» **EXERCISE**
Below are some records. Say in a single number how many of their lines include the word "Провести".

» **RECORDS FOR THE EXERCISE**
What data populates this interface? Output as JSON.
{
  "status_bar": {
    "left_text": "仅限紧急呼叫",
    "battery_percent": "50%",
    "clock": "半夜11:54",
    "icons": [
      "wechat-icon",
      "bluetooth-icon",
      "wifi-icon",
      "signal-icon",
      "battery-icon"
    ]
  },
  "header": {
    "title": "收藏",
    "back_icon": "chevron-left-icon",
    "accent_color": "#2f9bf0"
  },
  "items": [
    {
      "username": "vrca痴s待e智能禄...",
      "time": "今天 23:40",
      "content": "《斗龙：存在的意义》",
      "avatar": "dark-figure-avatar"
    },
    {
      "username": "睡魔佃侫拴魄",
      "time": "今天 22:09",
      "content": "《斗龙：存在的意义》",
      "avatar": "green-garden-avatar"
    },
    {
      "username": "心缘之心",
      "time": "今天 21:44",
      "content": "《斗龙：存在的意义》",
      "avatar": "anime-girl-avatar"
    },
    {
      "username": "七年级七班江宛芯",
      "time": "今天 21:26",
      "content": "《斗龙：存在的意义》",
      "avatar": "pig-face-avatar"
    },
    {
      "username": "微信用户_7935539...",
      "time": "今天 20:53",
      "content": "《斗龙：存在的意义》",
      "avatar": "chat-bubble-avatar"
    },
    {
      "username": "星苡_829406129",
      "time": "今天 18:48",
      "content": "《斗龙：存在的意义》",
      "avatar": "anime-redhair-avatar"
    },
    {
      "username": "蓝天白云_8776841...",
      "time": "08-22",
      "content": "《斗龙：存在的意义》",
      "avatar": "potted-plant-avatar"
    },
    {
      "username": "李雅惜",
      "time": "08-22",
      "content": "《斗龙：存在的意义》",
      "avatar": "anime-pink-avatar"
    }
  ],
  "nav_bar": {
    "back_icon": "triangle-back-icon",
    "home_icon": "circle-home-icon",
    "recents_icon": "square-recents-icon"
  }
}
---
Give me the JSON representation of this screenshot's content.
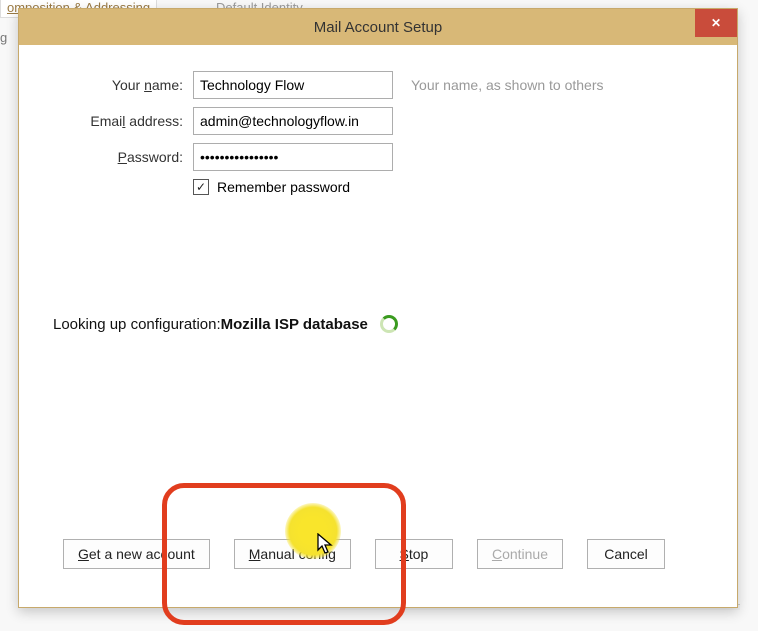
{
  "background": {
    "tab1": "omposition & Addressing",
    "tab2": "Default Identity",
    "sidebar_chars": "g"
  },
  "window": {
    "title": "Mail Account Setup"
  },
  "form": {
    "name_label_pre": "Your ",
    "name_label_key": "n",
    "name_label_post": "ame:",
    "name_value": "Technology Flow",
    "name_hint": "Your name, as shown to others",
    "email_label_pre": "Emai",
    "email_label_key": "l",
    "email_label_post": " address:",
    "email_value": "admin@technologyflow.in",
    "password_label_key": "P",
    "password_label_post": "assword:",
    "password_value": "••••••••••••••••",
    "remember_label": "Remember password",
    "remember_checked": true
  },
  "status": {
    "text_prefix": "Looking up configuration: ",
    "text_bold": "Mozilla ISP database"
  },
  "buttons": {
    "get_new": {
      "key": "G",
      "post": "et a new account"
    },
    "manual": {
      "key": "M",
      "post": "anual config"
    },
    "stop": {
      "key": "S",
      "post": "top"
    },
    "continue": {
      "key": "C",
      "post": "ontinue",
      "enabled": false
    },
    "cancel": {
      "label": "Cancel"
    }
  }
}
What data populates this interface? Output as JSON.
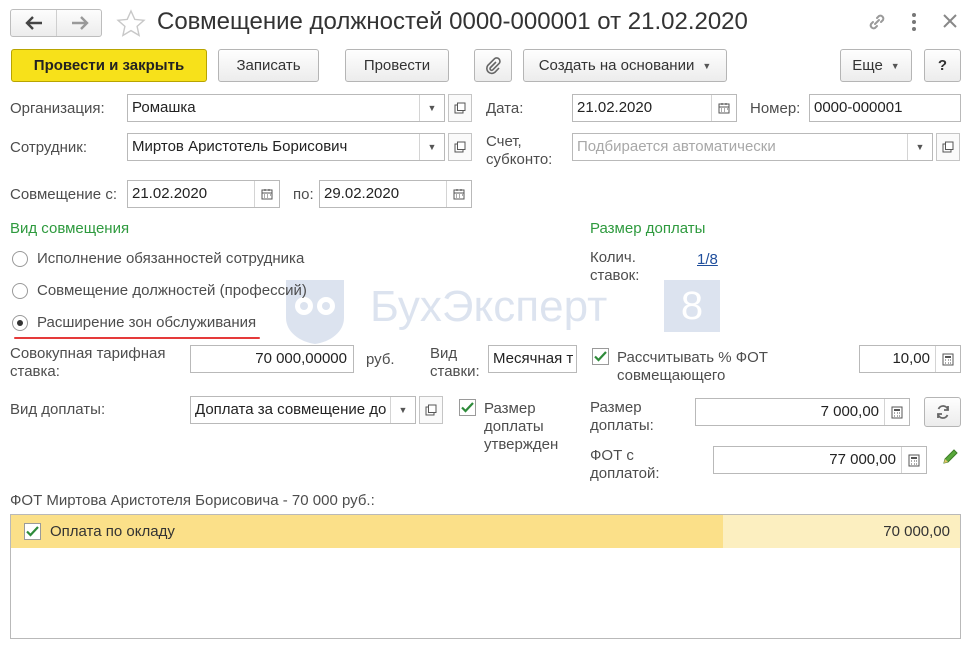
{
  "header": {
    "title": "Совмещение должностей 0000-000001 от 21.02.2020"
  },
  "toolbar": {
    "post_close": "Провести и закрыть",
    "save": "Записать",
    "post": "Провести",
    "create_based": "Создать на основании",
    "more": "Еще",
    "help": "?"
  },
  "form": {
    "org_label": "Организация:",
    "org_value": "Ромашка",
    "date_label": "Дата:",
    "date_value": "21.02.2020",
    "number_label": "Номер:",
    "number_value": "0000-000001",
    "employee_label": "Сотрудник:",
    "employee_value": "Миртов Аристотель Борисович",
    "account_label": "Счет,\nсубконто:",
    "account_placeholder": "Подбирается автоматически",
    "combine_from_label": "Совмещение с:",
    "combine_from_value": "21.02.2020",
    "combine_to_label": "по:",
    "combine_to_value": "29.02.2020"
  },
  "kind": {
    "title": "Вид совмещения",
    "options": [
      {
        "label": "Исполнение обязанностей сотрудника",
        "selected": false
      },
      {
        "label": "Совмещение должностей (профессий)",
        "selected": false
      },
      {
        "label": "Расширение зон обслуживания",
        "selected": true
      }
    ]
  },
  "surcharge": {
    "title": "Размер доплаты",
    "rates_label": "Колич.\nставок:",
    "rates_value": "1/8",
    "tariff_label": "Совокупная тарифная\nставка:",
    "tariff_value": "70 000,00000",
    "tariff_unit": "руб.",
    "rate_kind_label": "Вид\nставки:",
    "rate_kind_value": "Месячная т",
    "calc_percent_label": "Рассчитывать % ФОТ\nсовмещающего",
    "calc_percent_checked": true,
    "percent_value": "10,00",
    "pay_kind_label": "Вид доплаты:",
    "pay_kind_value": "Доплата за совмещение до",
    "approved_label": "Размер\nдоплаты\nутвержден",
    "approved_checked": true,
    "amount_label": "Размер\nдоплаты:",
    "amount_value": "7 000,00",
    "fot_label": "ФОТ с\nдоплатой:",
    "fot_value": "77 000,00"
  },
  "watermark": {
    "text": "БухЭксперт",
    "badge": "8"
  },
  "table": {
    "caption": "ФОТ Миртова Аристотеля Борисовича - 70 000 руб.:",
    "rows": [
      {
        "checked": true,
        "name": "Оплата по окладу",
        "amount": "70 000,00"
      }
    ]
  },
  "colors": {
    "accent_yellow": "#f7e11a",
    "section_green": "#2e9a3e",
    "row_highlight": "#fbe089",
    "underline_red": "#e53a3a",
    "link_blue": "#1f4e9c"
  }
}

» **WRITTEN SOLUTION**
2